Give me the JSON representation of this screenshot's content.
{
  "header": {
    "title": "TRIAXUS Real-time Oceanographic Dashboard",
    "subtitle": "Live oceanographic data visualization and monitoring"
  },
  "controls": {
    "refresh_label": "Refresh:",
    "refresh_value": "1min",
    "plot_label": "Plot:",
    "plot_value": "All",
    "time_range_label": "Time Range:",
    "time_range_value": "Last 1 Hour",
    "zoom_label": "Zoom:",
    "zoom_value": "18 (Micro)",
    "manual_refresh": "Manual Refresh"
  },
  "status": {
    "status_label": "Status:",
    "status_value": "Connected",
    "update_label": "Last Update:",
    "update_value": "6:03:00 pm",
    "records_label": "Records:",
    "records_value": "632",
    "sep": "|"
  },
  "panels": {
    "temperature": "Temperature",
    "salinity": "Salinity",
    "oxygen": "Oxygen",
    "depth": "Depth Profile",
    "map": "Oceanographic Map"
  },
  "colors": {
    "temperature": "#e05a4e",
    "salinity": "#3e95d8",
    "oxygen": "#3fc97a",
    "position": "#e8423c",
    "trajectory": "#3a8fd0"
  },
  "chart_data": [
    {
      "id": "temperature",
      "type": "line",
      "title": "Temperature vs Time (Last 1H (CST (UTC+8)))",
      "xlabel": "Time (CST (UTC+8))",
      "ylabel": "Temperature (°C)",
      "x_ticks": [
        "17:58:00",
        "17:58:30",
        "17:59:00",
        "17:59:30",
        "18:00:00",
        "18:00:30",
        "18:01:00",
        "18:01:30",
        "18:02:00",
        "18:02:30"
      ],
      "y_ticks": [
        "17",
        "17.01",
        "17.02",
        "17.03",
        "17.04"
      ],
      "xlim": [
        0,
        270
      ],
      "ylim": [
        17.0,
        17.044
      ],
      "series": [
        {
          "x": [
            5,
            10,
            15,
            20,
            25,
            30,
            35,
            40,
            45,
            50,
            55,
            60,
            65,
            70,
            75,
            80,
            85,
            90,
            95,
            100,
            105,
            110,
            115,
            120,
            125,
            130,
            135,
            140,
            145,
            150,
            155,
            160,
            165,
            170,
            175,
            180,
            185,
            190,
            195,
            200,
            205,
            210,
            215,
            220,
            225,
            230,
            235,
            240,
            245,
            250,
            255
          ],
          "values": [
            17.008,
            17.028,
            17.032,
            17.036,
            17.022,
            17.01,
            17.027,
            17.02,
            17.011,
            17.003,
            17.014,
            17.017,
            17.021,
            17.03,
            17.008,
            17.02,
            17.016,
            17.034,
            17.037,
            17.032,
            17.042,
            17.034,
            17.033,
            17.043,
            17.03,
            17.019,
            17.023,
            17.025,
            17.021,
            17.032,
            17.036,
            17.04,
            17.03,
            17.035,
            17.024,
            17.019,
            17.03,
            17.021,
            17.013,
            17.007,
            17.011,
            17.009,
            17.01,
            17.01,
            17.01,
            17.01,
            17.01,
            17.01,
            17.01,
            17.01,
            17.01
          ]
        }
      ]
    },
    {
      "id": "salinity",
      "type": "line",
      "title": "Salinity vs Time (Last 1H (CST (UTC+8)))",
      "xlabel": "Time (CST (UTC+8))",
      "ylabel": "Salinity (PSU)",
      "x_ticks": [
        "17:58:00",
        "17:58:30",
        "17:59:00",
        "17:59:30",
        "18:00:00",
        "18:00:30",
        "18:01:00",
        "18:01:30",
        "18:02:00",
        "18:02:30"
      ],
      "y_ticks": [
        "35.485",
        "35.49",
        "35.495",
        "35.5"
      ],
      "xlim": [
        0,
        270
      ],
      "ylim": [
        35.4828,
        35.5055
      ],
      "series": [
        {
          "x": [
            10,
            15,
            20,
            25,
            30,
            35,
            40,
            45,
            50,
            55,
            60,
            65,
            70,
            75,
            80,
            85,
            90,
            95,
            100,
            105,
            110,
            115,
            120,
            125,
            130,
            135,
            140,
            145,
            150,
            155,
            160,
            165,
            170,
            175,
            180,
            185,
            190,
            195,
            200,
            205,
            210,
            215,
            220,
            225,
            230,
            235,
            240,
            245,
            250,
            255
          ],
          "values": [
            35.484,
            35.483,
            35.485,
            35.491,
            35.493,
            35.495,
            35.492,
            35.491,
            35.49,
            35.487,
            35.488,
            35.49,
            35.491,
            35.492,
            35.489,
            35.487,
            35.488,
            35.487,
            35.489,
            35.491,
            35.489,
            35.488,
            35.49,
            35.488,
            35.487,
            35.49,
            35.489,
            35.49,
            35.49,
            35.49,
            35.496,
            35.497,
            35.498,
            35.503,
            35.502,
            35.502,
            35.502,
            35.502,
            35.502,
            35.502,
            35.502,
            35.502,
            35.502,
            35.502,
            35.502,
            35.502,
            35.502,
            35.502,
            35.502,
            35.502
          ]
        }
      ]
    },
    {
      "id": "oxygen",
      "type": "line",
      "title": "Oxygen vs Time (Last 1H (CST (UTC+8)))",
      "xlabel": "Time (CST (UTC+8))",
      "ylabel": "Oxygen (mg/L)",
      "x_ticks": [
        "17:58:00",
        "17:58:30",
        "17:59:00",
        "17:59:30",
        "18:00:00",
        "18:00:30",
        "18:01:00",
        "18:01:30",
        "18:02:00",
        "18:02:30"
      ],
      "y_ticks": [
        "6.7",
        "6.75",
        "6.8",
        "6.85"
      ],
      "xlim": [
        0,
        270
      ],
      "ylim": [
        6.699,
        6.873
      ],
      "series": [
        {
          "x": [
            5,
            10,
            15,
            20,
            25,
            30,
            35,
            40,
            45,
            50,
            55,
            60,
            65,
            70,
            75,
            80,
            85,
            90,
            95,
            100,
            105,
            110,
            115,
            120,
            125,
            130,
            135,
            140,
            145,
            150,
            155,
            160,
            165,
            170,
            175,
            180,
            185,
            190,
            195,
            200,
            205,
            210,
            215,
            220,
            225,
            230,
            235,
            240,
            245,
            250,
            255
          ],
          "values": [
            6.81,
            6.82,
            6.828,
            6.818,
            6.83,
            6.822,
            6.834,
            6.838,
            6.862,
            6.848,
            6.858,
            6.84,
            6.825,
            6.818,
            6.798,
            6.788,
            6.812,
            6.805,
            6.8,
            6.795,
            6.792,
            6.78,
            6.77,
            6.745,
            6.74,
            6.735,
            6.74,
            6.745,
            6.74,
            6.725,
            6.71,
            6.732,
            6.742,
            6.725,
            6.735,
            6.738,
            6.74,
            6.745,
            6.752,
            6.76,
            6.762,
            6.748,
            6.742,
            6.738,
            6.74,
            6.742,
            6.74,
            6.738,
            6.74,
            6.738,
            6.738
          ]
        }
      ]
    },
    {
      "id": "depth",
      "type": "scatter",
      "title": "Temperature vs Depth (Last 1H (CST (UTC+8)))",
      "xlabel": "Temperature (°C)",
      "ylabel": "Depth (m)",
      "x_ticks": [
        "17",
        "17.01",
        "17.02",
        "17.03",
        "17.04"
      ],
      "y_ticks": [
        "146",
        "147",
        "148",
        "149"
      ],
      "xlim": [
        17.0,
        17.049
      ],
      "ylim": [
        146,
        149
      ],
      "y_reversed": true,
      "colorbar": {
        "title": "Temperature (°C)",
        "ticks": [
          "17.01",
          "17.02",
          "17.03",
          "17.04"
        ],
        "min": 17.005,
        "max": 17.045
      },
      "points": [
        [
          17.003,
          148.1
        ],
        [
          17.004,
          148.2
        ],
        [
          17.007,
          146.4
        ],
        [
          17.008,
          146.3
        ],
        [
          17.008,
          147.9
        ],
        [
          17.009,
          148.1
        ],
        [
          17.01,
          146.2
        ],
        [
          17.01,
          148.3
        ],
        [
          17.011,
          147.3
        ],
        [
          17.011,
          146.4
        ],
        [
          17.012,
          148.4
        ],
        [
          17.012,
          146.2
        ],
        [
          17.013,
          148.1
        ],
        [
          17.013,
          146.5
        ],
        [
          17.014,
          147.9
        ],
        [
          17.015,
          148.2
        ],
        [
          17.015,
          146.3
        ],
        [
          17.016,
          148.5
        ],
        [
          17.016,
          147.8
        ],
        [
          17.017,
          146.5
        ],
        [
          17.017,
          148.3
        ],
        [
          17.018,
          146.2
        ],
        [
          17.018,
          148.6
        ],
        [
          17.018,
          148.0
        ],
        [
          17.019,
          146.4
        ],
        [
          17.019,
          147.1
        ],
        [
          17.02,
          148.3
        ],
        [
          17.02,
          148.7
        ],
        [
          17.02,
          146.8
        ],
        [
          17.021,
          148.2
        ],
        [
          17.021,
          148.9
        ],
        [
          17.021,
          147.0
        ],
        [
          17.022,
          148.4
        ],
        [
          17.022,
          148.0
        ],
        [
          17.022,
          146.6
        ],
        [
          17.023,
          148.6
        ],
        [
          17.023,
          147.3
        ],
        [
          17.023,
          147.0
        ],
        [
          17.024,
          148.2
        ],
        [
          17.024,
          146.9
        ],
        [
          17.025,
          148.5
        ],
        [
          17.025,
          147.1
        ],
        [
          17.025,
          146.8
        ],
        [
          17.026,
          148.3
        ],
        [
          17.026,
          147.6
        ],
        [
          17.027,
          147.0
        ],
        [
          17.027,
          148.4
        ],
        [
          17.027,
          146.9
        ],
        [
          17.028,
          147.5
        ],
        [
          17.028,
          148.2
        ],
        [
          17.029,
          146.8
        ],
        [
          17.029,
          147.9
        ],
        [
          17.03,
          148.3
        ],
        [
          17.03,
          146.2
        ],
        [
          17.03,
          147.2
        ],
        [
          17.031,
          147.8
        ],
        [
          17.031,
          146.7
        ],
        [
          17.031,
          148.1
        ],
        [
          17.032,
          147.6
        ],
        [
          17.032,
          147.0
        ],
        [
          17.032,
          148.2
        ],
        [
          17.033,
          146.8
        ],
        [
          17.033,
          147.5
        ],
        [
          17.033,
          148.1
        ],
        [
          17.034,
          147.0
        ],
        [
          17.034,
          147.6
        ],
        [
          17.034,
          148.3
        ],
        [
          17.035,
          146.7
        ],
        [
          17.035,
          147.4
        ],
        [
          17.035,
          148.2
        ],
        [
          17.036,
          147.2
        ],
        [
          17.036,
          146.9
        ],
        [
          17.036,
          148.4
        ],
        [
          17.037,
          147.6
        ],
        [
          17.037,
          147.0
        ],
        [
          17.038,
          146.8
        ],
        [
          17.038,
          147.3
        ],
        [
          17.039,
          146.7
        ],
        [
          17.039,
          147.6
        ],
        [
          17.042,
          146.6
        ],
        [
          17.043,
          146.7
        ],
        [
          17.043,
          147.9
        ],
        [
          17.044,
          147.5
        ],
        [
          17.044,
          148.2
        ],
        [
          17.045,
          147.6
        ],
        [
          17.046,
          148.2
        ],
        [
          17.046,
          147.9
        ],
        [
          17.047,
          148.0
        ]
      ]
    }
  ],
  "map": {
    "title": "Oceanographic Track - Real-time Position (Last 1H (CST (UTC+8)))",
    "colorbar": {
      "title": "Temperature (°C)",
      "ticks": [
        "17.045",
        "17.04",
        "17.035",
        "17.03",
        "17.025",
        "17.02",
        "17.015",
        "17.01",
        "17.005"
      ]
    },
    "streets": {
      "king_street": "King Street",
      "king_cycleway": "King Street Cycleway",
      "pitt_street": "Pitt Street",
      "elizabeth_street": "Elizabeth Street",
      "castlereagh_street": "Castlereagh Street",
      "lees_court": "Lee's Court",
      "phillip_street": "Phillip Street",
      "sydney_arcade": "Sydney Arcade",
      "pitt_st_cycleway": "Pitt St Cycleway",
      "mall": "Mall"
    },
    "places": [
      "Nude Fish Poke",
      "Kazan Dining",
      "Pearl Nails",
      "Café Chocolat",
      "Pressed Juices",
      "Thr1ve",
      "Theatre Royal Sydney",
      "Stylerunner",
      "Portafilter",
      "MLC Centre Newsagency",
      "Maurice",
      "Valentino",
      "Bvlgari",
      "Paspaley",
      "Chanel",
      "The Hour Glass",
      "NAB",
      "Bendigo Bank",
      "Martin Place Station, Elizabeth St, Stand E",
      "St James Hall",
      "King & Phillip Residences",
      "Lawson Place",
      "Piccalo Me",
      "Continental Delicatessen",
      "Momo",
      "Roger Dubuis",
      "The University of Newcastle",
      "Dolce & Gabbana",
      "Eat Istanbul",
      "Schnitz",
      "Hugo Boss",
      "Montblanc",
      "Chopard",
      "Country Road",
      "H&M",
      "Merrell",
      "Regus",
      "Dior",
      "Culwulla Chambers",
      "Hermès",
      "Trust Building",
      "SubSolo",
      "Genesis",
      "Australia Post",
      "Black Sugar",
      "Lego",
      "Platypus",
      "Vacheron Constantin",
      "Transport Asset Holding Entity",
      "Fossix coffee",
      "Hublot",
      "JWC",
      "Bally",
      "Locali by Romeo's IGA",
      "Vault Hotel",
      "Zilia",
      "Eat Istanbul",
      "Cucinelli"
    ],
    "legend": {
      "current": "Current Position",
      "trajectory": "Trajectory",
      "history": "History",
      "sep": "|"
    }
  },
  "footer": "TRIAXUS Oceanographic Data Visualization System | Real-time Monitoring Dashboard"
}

What is being asked ::
Examine the records and pull out every line where the string "trajectory" occurs.

Answer for this exercise ::
    "trajectory": "#3a8fd0"
      "trajectory": "Trajectory",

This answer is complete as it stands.